Objective:
Would you set down every entry shown below, precisely as written?
─── Exercise data
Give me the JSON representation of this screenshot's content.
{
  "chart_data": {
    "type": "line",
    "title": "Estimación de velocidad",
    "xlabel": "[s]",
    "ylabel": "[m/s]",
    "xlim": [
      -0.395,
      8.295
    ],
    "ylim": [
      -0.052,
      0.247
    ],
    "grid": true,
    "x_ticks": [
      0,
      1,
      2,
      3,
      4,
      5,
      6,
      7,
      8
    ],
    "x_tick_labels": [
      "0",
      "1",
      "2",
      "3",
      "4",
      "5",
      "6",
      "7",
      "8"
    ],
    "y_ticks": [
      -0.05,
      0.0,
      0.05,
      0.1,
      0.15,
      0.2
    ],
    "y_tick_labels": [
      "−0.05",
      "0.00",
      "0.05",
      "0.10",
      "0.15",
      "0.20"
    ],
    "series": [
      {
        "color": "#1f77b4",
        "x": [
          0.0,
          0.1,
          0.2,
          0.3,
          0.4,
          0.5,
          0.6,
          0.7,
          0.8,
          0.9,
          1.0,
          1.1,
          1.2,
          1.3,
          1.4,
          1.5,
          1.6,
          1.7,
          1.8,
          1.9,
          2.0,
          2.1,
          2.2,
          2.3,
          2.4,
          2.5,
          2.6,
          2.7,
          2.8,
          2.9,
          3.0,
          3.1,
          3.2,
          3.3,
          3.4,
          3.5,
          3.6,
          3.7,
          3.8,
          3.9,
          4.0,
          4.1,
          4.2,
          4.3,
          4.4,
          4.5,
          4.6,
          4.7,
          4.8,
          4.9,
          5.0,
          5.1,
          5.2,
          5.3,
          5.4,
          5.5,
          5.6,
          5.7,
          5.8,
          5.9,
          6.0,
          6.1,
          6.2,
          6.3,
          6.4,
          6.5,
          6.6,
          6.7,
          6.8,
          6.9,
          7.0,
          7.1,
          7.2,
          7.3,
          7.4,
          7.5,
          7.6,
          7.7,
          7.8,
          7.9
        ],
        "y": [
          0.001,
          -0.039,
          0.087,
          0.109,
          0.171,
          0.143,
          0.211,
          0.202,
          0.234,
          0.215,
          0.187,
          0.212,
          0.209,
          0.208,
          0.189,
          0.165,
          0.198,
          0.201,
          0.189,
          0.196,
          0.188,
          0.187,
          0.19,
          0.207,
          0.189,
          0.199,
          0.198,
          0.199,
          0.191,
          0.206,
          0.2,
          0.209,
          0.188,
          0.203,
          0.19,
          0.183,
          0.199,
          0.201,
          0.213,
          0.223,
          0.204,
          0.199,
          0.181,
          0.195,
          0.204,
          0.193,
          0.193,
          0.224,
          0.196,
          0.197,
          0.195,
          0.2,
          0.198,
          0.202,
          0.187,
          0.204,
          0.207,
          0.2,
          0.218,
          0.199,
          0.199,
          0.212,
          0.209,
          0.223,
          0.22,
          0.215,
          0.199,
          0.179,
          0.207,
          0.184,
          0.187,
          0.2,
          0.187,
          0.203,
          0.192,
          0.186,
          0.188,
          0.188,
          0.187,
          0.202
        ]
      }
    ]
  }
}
──────
Answer:
Give me the JSON representation of this screenshot's content.
{
  "chart_data": {
    "type": "line",
    "title": "Estimación de velocidad",
    "xlabel": "[s]",
    "ylabel": "[m/s]",
    "xlim": [
      -0.395,
      8.295
    ],
    "ylim": [
      -0.052,
      0.247
    ],
    "grid": true,
    "x_ticks": [
      0,
      1,
      2,
      3,
      4,
      5,
      6,
      7,
      8
    ],
    "x_tick_labels": [
      "0",
      "1",
      "2",
      "3",
      "4",
      "5",
      "6",
      "7",
      "8"
    ],
    "y_ticks": [
      -0.05,
      0.0,
      0.05,
      0.1,
      0.15,
      0.2
    ],
    "y_tick_labels": [
      "−0.05",
      "0.00",
      "0.05",
      "0.10",
      "0.15",
      "0.20"
    ],
    "series": [
      {
        "color": "#1f77b4",
        "x": [
          0.0,
          0.1,
          0.2,
          0.3,
          0.4,
          0.5,
          0.6,
          0.7,
          0.8,
          0.9,
          1.0,
          1.1,
          1.2,
          1.3,
          1.4,
          1.5,
          1.6,
          1.7,
          1.8,
          1.9,
          2.0,
          2.1,
          2.2,
          2.3,
          2.4,
          2.5,
          2.6,
          2.7,
          2.8,
          2.9,
          3.0,
          3.1,
          3.2,
          3.3,
          3.4,
          3.5,
          3.6,
          3.7,
          3.8,
          3.9,
          4.0,
          4.1,
          4.2,
          4.3,
          4.4,
          4.5,
          4.6,
          4.7,
          4.8,
          4.9,
          5.0,
          5.1,
          5.2,
          5.3,
          5.4,
          5.5,
          5.6,
          5.7,
          5.8,
          5.9,
          6.0,
          6.1,
          6.2,
          6.3,
          6.4,
          6.5,
          6.6,
          6.7,
          6.8,
          6.9,
          7.0,
          7.1,
          7.2,
          7.3,
          7.4,
          7.5,
          7.6,
          7.7,
          7.8,
          7.9
        ],
        "y": [
          0.001,
          -0.039,
          0.087,
          0.109,
          0.171,
          0.143,
          0.211,
          0.202,
          0.234,
          0.215,
          0.187,
          0.212,
          0.209,
          0.208,
          0.189,
          0.165,
          0.198,
          0.201,
          0.189,
          0.196,
          0.188,
          0.187,
          0.19,
          0.207,
          0.189,
          0.199,
          0.198,
          0.199,
          0.191,
          0.206,
          0.2,
          0.209,
          0.188,
          0.203,
          0.19,
          0.183,
          0.199,
          0.201,
          0.213,
          0.223,
          0.204,
          0.199,
          0.181,
          0.195,
          0.204,
          0.193,
          0.193,
          0.224,
          0.196,
          0.197,
          0.195,
          0.2,
          0.198,
          0.202,
          0.187,
          0.204,
          0.207,
          0.2,
          0.218,
          0.199,
          0.199,
          0.212,
          0.209,
          0.223,
          0.22,
          0.215,
          0.199,
          0.179,
          0.207,
          0.184,
          0.187,
          0.2,
          0.187,
          0.203,
          0.192,
          0.186,
          0.188,
          0.188,
          0.187,
          0.202
        ]
      }
    ]
  }
}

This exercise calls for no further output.